» Given request: Go through the data below. List every line that holds the word "delivered".

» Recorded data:
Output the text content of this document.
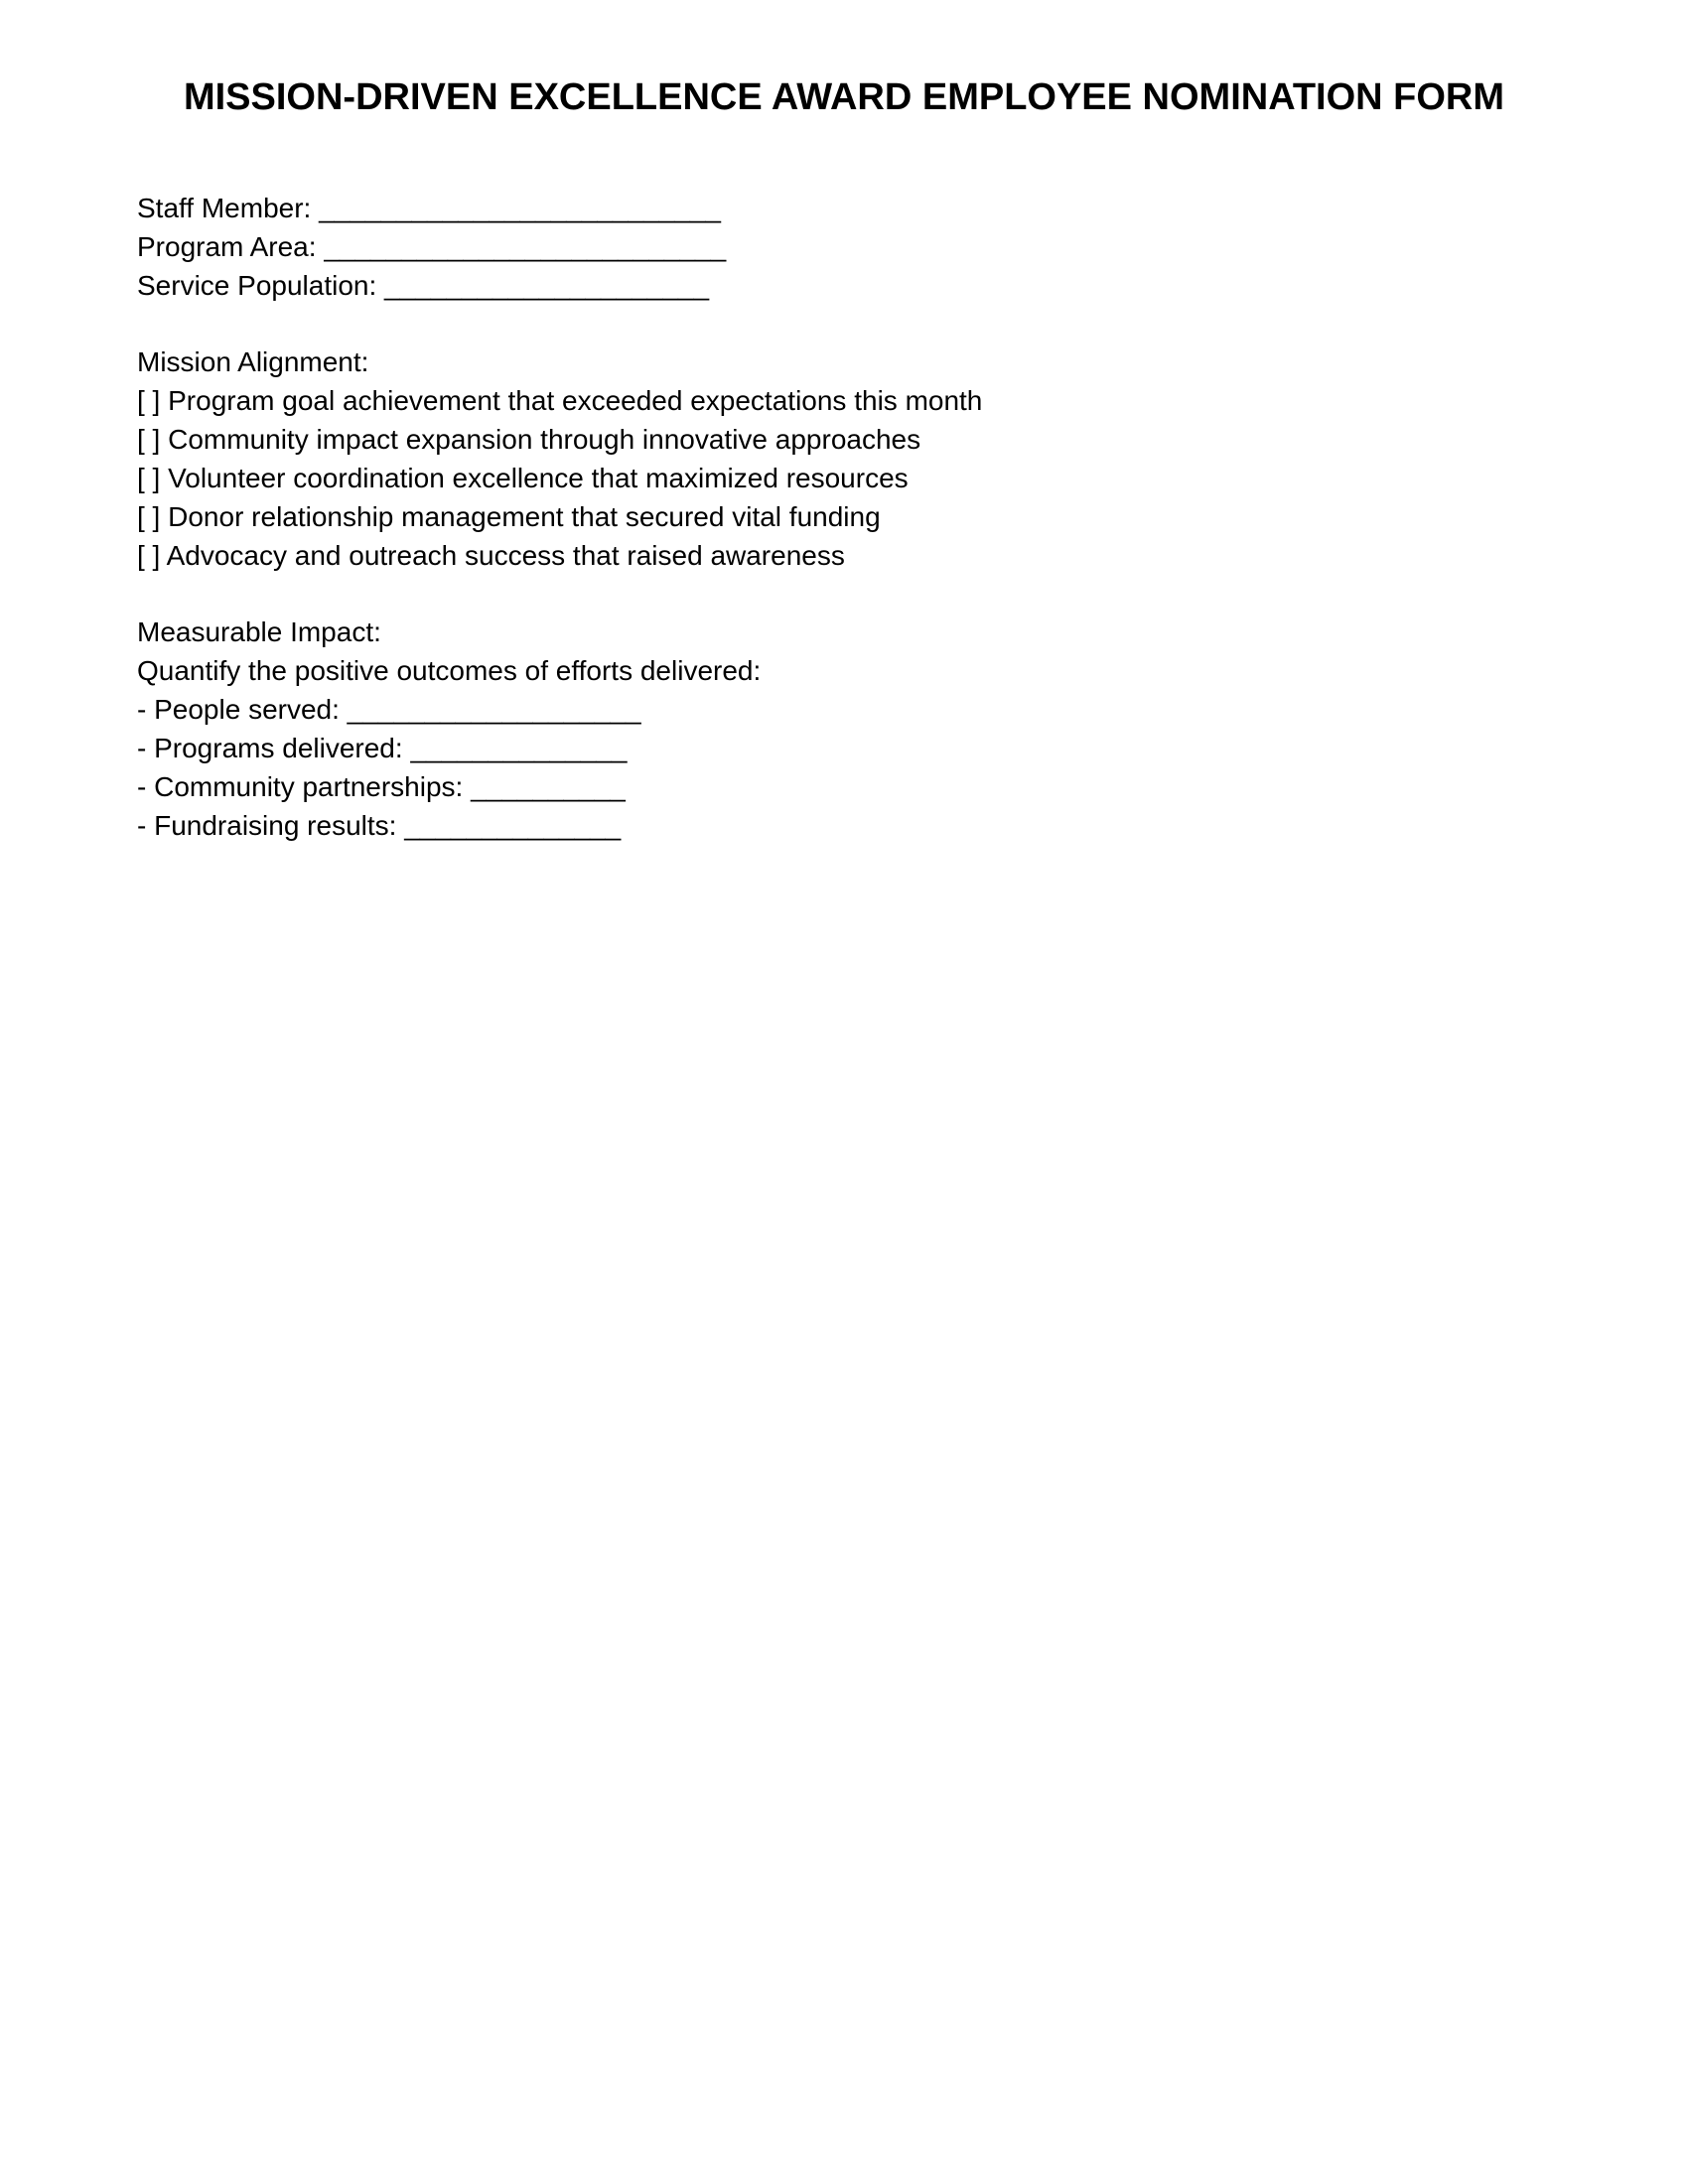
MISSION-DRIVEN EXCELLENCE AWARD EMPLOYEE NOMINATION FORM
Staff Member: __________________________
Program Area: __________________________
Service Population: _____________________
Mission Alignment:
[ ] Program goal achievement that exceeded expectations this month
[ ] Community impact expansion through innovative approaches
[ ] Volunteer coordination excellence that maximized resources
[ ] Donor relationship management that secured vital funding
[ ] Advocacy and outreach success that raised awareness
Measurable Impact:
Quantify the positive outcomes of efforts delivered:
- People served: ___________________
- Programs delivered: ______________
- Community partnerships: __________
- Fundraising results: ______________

--

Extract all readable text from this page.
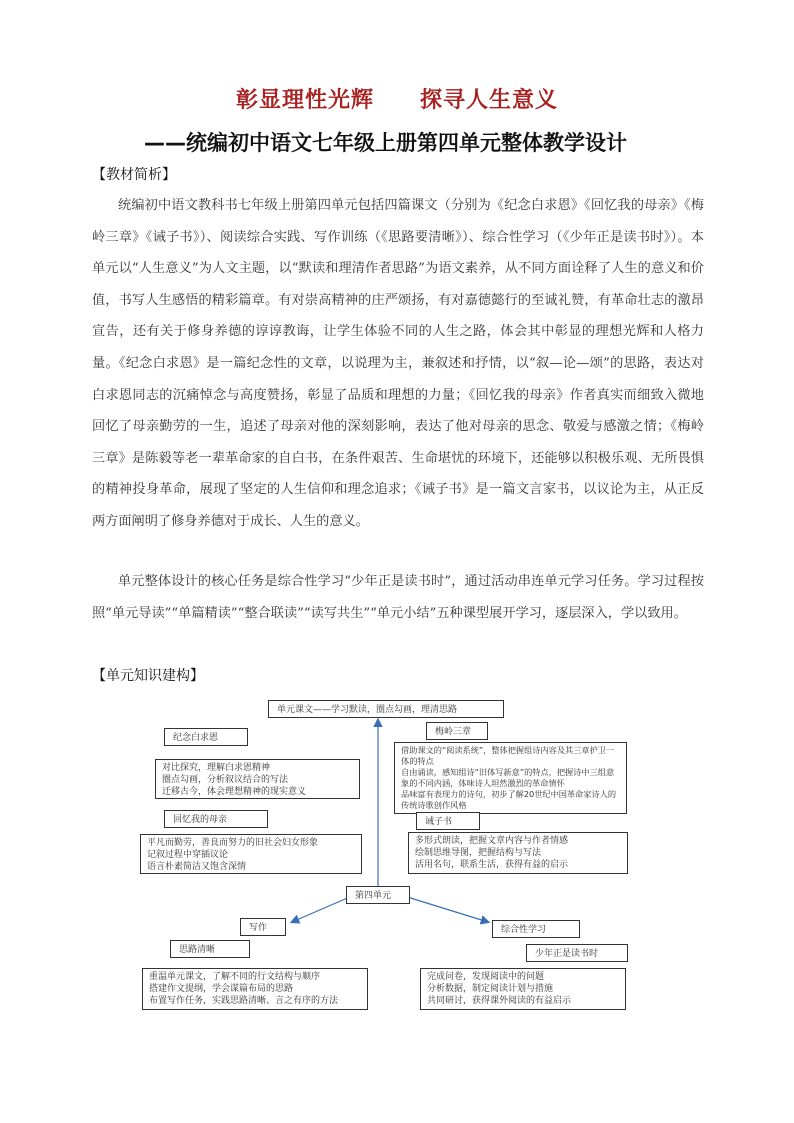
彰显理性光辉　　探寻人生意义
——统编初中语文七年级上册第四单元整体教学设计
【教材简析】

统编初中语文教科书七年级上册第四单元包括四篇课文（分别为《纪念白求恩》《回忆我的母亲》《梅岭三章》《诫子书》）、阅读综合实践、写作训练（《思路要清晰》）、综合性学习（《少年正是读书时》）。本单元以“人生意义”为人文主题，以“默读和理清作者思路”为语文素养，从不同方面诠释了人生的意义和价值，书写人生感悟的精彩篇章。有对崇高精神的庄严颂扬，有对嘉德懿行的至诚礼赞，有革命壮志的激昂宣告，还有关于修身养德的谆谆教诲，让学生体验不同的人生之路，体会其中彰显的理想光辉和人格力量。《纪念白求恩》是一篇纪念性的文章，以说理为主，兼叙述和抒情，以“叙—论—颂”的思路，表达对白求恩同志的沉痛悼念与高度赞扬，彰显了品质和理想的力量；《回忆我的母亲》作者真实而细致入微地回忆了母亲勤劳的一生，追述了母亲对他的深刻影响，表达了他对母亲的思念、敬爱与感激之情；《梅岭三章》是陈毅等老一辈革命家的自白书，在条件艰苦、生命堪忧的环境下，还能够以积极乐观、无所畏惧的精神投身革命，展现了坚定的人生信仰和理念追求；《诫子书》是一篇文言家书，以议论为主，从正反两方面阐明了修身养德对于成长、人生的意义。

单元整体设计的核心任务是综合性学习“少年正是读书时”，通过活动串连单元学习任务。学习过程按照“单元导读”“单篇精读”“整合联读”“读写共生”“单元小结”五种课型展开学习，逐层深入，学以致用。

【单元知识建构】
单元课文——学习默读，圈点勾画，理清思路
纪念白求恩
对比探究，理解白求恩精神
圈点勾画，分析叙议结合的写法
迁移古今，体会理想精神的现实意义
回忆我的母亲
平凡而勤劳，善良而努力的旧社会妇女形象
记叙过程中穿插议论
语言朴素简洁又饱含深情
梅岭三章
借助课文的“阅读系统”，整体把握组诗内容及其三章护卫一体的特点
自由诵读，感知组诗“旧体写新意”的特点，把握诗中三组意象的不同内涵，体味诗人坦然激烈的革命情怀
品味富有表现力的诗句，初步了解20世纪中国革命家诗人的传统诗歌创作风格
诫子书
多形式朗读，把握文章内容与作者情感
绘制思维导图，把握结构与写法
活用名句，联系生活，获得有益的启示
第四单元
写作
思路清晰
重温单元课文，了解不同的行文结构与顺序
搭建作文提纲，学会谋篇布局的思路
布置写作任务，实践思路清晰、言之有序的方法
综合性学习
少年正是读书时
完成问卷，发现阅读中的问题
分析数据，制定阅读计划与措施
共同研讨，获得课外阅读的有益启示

» Written answer:
Quantify the positive outcomes of efforts delivered:
- Programs delivered: ______________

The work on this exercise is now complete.